** PROBLEM **
Each line below should be quoted exactly, please.

◆ ◆ ◆

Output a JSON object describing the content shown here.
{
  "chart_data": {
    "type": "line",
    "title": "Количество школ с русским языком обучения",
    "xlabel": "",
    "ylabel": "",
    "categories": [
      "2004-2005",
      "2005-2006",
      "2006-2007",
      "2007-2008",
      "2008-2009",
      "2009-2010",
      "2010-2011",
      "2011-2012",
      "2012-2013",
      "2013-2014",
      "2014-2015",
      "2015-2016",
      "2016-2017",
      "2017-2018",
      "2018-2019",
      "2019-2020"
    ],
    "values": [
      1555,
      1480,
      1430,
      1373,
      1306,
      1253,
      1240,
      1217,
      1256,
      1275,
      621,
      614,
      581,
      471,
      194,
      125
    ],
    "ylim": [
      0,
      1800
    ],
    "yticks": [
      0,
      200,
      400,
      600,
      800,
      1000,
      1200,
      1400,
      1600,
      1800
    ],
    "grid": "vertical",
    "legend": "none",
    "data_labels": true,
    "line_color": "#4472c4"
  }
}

◆ ◆ ◆

** SOLUTION FOR THIS PROBLEM **
Output a JSON object describing the content shown here.
{
  "chart_data": {
    "type": "line",
    "title": "Количество школ с русским языком обучения",
    "xlabel": "",
    "ylabel": "",
    "categories": [
      "2004-2005",
      "2005-2006",
      "2006-2007",
      "2007-2008",
      "2008-2009",
      "2009-2010",
      "2010-2011",
      "2011-2012",
      "2012-2013",
      "2013-2014",
      "2014-2015",
      "2015-2016",
      "2016-2017",
      "2017-2018",
      "2018-2019",
      "2019-2020"
    ],
    "values": [
      1555,
      1480,
      1430,
      1373,
      1306,
      1253,
      1240,
      1217,
      1256,
      1275,
      621,
      614,
      581,
      471,
      194,
      125
    ],
    "ylim": [
      0,
      1800
    ],
    "yticks": [
      0,
      200,
      400,
      600,
      800,
      1000,
      1200,
      1400,
      1600,
      1800
    ],
    "grid": "vertical",
    "legend": "none",
    "data_labels": true,
    "line_color": "#4472c4"
  }
}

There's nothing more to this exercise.